### What to do
Leave out the pictures and reproduce all of the data exactly.

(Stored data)
- - - - - - -

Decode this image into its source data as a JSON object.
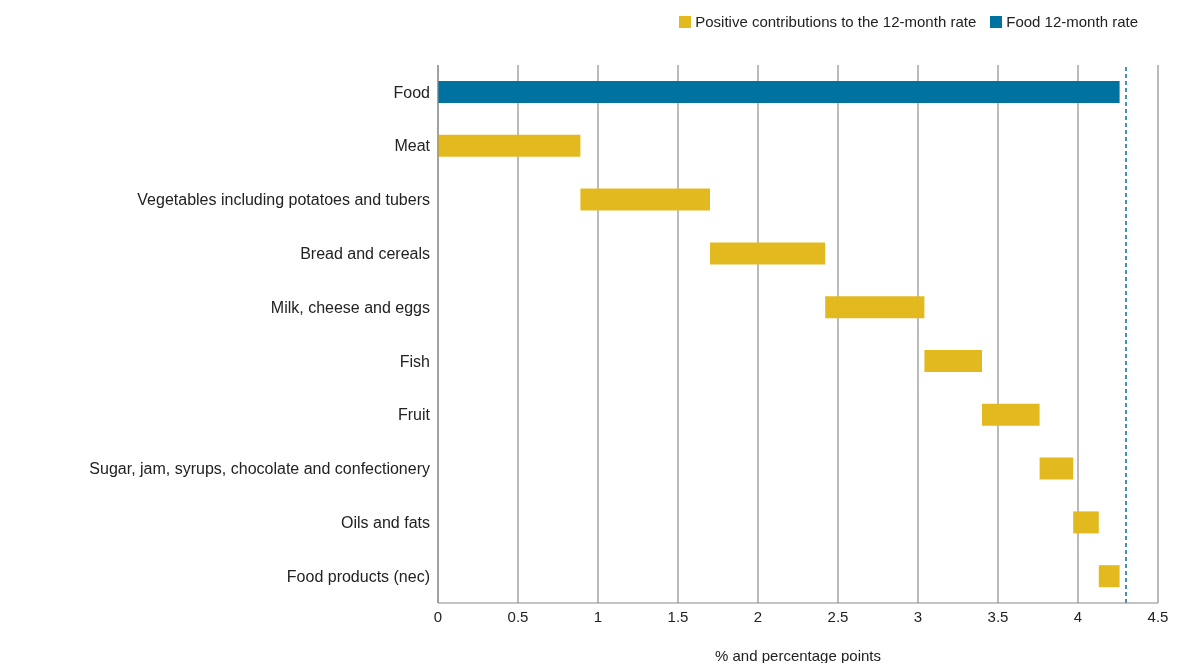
{
  "chart_data": {
    "type": "bar",
    "orientation": "horizontal",
    "categories": [
      "Food",
      "Meat",
      "Vegetables including potatoes and tubers",
      "Bread and cereals",
      "Milk, cheese and eggs",
      "Fish",
      "Fruit",
      "Sugar, jam, syrups, chocolate and confectionery",
      "Oils and fats",
      "Food products (nec)"
    ],
    "series": [
      {
        "name": "Positive contributions to the 12-month rate",
        "color": "#e3b920",
        "values": [
          null,
          0.89,
          0.81,
          0.72,
          0.62,
          0.36,
          0.36,
          0.21,
          0.16,
          0.13
        ],
        "base": [
          null,
          0,
          0.89,
          1.7,
          2.42,
          3.04,
          3.4,
          3.76,
          3.97,
          4.13
        ]
      },
      {
        "name": "Food 12-month rate",
        "color": "#0072a0",
        "values": [
          4.26,
          null,
          null,
          null,
          null,
          null,
          null,
          null,
          null,
          null
        ],
        "base": [
          0,
          null,
          null,
          null,
          null,
          null,
          null,
          null,
          null,
          null
        ]
      }
    ],
    "xlim": [
      0,
      4.5
    ],
    "xticks": [
      0,
      0.5,
      1,
      1.5,
      2,
      2.5,
      3,
      3.5,
      4,
      4.5
    ],
    "xlabel": "% and percentage points",
    "grid": "x",
    "legend": "top right",
    "ref_lines": [
      {
        "axis": "x",
        "value": 4.3,
        "color": "#0072a0",
        "line_style": "dashed"
      }
    ]
  }
}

- - - - - - -

### Problem solution
Decode this image into its source data as a JSON object.
{
  "chart_data": {
    "type": "bar",
    "orientation": "horizontal",
    "categories": [
      "Food",
      "Meat",
      "Vegetables including potatoes and tubers",
      "Bread and cereals",
      "Milk, cheese and eggs",
      "Fish",
      "Fruit",
      "Sugar, jam, syrups, chocolate and confectionery",
      "Oils and fats",
      "Food products (nec)"
    ],
    "series": [
      {
        "name": "Positive contributions to the 12-month rate",
        "color": "#e3b920",
        "values": [
          null,
          0.89,
          0.81,
          0.72,
          0.62,
          0.36,
          0.36,
          0.21,
          0.16,
          0.13
        ],
        "base": [
          null,
          0,
          0.89,
          1.7,
          2.42,
          3.04,
          3.4,
          3.76,
          3.97,
          4.13
        ]
      },
      {
        "name": "Food 12-month rate",
        "color": "#0072a0",
        "values": [
          4.26,
          null,
          null,
          null,
          null,
          null,
          null,
          null,
          null,
          null
        ],
        "base": [
          0,
          null,
          null,
          null,
          null,
          null,
          null,
          null,
          null,
          null
        ]
      }
    ],
    "xlim": [
      0,
      4.5
    ],
    "xticks": [
      0,
      0.5,
      1,
      1.5,
      2,
      2.5,
      3,
      3.5,
      4,
      4.5
    ],
    "xlabel": "% and percentage points",
    "grid": "x",
    "legend": "top right",
    "ref_lines": [
      {
        "axis": "x",
        "value": 4.3,
        "color": "#0072a0",
        "line_style": "dashed"
      }
    ]
  }
}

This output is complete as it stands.